**Written task:** Retype the records that come next, word for word.

**Exercise input:**
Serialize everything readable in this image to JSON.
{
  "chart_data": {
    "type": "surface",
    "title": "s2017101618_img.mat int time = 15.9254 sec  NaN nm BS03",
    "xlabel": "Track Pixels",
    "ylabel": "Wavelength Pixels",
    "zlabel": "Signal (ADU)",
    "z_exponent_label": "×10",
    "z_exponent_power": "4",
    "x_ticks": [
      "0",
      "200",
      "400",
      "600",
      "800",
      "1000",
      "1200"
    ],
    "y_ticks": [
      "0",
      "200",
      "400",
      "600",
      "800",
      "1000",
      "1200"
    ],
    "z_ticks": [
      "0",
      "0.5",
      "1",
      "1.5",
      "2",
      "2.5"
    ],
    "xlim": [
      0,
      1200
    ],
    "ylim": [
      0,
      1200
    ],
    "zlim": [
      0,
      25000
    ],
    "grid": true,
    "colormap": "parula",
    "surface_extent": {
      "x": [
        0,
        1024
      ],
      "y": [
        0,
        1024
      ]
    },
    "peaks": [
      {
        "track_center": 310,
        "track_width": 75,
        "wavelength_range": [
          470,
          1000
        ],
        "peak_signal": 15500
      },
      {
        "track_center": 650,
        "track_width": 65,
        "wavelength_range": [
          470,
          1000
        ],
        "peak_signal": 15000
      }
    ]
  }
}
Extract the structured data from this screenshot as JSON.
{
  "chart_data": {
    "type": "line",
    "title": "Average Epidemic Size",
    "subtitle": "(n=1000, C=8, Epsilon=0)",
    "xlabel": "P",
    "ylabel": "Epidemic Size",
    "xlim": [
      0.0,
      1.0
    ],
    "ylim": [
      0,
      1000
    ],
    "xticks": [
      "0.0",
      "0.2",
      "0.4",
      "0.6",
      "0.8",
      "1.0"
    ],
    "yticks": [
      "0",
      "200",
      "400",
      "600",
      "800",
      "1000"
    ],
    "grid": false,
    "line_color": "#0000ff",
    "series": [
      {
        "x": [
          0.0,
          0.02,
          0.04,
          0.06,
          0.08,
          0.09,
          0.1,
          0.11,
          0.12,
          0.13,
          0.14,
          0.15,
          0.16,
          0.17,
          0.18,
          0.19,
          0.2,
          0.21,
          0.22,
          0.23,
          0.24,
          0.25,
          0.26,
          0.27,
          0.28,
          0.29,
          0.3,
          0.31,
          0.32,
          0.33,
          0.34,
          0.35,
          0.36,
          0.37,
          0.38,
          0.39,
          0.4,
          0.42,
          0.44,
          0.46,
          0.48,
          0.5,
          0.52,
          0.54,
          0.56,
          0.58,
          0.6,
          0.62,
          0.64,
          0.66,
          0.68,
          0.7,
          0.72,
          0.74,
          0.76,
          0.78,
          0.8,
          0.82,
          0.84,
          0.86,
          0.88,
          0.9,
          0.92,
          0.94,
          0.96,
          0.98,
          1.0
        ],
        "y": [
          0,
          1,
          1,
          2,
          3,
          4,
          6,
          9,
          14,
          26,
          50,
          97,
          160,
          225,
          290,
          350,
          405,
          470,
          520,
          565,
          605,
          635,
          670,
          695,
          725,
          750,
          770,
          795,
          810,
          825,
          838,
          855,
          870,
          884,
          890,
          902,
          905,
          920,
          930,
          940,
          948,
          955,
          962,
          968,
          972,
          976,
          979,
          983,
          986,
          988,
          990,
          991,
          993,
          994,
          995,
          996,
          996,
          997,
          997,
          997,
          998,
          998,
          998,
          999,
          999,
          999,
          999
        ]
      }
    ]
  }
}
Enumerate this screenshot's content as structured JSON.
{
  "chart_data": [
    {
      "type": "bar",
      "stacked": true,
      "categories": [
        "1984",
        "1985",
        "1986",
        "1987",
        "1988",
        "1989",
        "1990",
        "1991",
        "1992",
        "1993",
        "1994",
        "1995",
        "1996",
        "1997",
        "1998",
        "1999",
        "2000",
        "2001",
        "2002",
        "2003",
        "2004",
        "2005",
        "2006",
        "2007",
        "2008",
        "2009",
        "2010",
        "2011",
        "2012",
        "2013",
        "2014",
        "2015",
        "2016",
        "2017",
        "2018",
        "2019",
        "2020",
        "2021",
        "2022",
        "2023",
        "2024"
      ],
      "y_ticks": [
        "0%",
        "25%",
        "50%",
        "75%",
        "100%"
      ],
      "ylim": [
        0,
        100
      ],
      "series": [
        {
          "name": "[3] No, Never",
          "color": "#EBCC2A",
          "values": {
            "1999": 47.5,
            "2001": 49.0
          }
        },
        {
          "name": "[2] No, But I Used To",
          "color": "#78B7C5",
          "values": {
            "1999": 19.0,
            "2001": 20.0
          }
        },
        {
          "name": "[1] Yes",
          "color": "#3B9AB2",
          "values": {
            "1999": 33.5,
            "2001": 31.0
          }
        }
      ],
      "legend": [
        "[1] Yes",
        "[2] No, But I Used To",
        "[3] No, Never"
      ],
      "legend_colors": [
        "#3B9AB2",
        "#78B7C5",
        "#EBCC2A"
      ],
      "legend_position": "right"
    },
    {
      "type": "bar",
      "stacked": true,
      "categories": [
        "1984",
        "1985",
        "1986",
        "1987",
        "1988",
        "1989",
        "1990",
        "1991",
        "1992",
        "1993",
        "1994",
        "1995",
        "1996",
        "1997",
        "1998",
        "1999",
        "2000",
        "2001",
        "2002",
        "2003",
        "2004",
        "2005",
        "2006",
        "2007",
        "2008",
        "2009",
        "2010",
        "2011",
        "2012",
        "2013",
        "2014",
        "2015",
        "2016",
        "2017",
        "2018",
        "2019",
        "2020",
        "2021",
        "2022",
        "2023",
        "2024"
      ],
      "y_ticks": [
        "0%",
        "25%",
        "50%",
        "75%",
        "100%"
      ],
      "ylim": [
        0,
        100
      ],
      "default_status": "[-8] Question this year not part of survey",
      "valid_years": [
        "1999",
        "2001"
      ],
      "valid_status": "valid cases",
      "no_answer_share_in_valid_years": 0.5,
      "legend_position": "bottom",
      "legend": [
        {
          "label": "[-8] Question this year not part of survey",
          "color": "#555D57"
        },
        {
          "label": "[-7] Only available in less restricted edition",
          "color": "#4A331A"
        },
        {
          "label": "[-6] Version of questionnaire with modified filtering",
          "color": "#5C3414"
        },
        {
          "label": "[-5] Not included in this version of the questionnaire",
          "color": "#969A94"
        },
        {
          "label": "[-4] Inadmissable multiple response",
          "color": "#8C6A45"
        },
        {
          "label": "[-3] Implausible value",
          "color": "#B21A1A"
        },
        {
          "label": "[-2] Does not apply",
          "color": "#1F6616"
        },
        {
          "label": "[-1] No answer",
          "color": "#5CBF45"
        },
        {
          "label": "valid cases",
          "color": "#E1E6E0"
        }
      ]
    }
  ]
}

**Answer:**
Serialize everything readable in this image to JSON.
{
  "chart_data": {
    "type": "surface",
    "title": "s2017101618_img.mat int time = 15.9254 sec  NaN nm BS03",
    "xlabel": "Track Pixels",
    "ylabel": "Wavelength Pixels",
    "zlabel": "Signal (ADU)",
    "z_exponent_label": "×10",
    "z_exponent_power": "4",
    "x_ticks": [
      "0",
      "200",
      "400",
      "600",
      "800",
      "1000",
      "1200"
    ],
    "y_ticks": [
      "0",
      "200",
      "400",
      "600",
      "800",
      "1000",
      "1200"
    ],
    "z_ticks": [
      "0",
      "0.5",
      "1",
      "1.5",
      "2",
      "2.5"
    ],
    "xlim": [
      0,
      1200
    ],
    "ylim": [
      0,
      1200
    ],
    "zlim": [
      0,
      25000
    ],
    "grid": true,
    "colormap": "parula",
    "surface_extent": {
      "x": [
        0,
        1024
      ],
      "y": [
        0,
        1024
      ]
    },
    "peaks": [
      {
        "track_center": 310,
        "track_width": 75,
        "wavelength_range": [
          470,
          1000
        ],
        "peak_signal": 15500
      },
      {
        "track_center": 650,
        "track_width": 65,
        "wavelength_range": [
          470,
          1000
        ],
        "peak_signal": 15000
      }
    ]
  }
}
Extract the structured data from this screenshot as JSON.
{
  "chart_data": {
    "type": "line",
    "title": "Average Epidemic Size",
    "subtitle": "(n=1000, C=8, Epsilon=0)",
    "xlabel": "P",
    "ylabel": "Epidemic Size",
    "xlim": [
      0.0,
      1.0
    ],
    "ylim": [
      0,
      1000
    ],
    "xticks": [
      "0.0",
      "0.2",
      "0.4",
      "0.6",
      "0.8",
      "1.0"
    ],
    "yticks": [
      "0",
      "200",
      "400",
      "600",
      "800",
      "1000"
    ],
    "grid": false,
    "line_color": "#0000ff",
    "series": [
      {
        "x": [
          0.0,
          0.02,
          0.04,
          0.06,
          0.08,
          0.09,
          0.1,
          0.11,
          0.12,
          0.13,
          0.14,
          0.15,
          0.16,
          0.17,
          0.18,
          0.19,
          0.2,
          0.21,
          0.22,
          0.23,
          0.24,
          0.25,
          0.26,
          0.27,
          0.28,
          0.29,
          0.3,
          0.31,
          0.32,
          0.33,
          0.34,
          0.35,
          0.36,
          0.37,
          0.38,
          0.39,
          0.4,
          0.42,
          0.44,
          0.46,
          0.48,
          0.5,
          0.52,
          0.54,
          0.56,
          0.58,
          0.6,
          0.62,
          0.64,
          0.66,
          0.68,
          0.7,
          0.72,
          0.74,
          0.76,
          0.78,
          0.8,
          0.82,
          0.84,
          0.86,
          0.88,
          0.9,
          0.92,
          0.94,
          0.96,
          0.98,
          1.0
        ],
        "y": [
          0,
          1,
          1,
          2,
          3,
          4,
          6,
          9,
          14,
          26,
          50,
          97,
          160,
          225,
          290,
          350,
          405,
          470,
          520,
          565,
          605,
          635,
          670,
          695,
          725,
          750,
          770,
          795,
          810,
          825,
          838,
          855,
          870,
          884,
          890,
          902,
          905,
          920,
          930,
          940,
          948,
          955,
          962,
          968,
          972,
          976,
          979,
          983,
          986,
          988,
          990,
          991,
          993,
          994,
          995,
          996,
          996,
          997,
          997,
          997,
          998,
          998,
          998,
          999,
          999,
          999,
          999
        ]
      }
    ]
  }
}
Enumerate this screenshot's content as structured JSON.
{
  "chart_data": [
    {
      "type": "bar",
      "stacked": true,
      "categories": [
        "1984",
        "1985",
        "1986",
        "1987",
        "1988",
        "1989",
        "1990",
        "1991",
        "1992",
        "1993",
        "1994",
        "1995",
        "1996",
        "1997",
        "1998",
        "1999",
        "2000",
        "2001",
        "2002",
        "2003",
        "2004",
        "2005",
        "2006",
        "2007",
        "2008",
        "2009",
        "2010",
        "2011",
        "2012",
        "2013",
        "2014",
        "2015",
        "2016",
        "2017",
        "2018",
        "2019",
        "2020",
        "2021",
        "2022",
        "2023",
        "2024"
      ],
      "y_ticks": [
        "0%",
        "25%",
        "50%",
        "75%",
        "100%"
      ],
      "ylim": [
        0,
        100
      ],
      "series": [
        {
          "name": "[3] No, Never",
          "color": "#EBCC2A",
          "values": {
            "1999": 47.5,
            "2001": 49.0
          }
        },
        {
          "name": "[2] No, But I Used To",
          "color": "#78B7C5",
          "values": {
            "1999": 19.0,
            "2001": 20.0
          }
        },
        {
          "name": "[1] Yes",
          "color": "#3B9AB2",
          "values": {
            "1999": 33.5,
            "2001": 31.0
          }
        }
      ],
      "legend": [
        "[1] Yes",
        "[2] No, But I Used To",
        "[3] No, Never"
      ],
      "legend_colors": [
        "#3B9AB2",
        "#78B7C5",
        "#EBCC2A"
      ],
      "legend_position": "right"
    },
    {
      "type": "bar",
      "stacked": true,
      "categories": [
        "1984",
        "1985",
        "1986",
        "1987",
        "1988",
        "1989",
        "1990",
        "1991",
        "1992",
        "1993",
        "1994",
        "1995",
        "1996",
        "1997",
        "1998",
        "1999",
        "2000",
        "2001",
        "2002",
        "2003",
        "2004",
        "2005",
        "2006",
        "2007",
        "2008",
        "2009",
        "2010",
        "2011",
        "2012",
        "2013",
        "2014",
        "2015",
        "2016",
        "2017",
        "2018",
        "2019",
        "2020",
        "2021",
        "2022",
        "2023",
        "2024"
      ],
      "y_ticks": [
        "0%",
        "25%",
        "50%",
        "75%",
        "100%"
      ],
      "ylim": [
        0,
        100
      ],
      "default_status": "[-8] Question this year not part of survey",
      "valid_years": [
        "1999",
        "2001"
      ],
      "valid_status": "valid cases",
      "no_answer_share_in_valid_years": 0.5,
      "legend_position": "bottom",
      "legend": [
        {
          "label": "[-8] Question this year not part of survey",
          "color": "#555D57"
        },
        {
          "label": "[-7] Only available in less restricted edition",
          "color": "#4A331A"
        },
        {
          "label": "[-6] Version of questionnaire with modified filtering",
          "color": "#5C3414"
        },
        {
          "label": "[-5] Not included in this version of the questionnaire",
          "color": "#969A94"
        },
        {
          "label": "[-4] Inadmissable multiple response",
          "color": "#8C6A45"
        },
        {
          "label": "[-3] Implausible value",
          "color": "#B21A1A"
        },
        {
          "label": "[-2] Does not apply",
          "color": "#1F6616"
        },
        {
          "label": "[-1] No answer",
          "color": "#5CBF45"
        },
        {
          "label": "valid cases",
          "color": "#E1E6E0"
        }
      ]
    }
  ]
}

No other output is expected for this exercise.